▶ Given problem
State how many lines contain "Mann", and write nothing except that count.

(Recorded data)
+ + + + + + +

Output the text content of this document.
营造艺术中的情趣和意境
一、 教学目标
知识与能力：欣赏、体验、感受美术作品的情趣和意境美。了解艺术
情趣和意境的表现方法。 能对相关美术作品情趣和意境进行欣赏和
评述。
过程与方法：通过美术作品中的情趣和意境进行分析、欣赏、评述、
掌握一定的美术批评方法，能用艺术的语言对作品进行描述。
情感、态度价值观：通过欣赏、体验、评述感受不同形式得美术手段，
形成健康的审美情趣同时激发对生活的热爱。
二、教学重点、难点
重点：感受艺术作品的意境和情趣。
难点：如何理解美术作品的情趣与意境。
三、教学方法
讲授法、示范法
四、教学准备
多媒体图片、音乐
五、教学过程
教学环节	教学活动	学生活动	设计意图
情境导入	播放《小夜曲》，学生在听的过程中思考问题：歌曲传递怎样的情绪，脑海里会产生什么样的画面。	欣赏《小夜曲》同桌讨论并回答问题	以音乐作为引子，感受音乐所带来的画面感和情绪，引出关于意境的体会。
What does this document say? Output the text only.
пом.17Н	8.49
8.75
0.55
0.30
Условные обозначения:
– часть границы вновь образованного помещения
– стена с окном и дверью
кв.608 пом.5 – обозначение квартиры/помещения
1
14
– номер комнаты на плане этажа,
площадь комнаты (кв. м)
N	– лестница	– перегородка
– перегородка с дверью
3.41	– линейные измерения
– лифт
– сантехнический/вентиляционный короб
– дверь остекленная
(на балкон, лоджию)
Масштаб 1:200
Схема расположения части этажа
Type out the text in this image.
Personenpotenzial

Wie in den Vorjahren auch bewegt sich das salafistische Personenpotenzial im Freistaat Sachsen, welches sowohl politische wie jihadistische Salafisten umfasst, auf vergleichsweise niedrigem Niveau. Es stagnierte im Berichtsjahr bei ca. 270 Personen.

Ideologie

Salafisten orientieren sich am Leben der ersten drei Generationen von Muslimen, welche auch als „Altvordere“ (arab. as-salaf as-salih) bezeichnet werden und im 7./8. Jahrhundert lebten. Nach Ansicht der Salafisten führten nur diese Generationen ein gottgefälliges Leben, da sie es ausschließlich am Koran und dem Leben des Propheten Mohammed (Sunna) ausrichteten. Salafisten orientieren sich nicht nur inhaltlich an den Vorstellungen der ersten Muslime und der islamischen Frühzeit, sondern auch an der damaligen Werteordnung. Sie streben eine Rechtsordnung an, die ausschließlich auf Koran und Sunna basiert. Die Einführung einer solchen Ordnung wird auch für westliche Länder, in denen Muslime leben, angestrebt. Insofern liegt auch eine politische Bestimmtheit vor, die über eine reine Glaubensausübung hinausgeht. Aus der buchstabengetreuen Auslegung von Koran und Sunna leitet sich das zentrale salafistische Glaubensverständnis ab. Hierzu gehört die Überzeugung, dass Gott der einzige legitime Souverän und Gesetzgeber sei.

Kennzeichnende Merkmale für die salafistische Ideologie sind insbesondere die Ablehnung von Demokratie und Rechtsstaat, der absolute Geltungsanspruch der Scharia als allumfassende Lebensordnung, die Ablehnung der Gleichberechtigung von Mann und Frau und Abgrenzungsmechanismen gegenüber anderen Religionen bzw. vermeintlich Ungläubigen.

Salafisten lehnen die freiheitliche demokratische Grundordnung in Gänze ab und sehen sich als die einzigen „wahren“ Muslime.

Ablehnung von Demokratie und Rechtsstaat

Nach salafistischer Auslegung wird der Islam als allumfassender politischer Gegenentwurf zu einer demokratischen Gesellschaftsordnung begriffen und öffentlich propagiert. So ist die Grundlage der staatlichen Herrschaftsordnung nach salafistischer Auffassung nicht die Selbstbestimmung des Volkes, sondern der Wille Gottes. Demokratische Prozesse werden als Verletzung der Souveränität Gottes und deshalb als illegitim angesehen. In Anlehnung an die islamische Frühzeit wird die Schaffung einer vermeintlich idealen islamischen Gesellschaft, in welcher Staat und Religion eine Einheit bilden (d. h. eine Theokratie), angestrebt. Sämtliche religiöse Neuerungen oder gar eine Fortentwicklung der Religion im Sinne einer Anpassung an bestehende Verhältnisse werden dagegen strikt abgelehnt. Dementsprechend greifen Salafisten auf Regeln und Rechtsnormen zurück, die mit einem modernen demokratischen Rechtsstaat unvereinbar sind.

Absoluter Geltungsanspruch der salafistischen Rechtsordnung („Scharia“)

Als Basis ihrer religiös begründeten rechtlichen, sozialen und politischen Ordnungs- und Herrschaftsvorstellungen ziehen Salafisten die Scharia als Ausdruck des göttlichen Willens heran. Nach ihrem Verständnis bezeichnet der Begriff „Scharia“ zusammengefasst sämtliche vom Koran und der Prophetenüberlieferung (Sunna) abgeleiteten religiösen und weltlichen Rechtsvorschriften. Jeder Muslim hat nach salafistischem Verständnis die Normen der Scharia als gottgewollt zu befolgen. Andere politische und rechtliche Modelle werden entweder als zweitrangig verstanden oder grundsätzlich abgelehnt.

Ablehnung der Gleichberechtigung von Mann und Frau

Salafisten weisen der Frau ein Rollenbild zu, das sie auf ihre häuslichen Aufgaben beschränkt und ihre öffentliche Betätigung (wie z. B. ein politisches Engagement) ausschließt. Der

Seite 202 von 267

+ + + + + + +

▶ Output for this exercise
2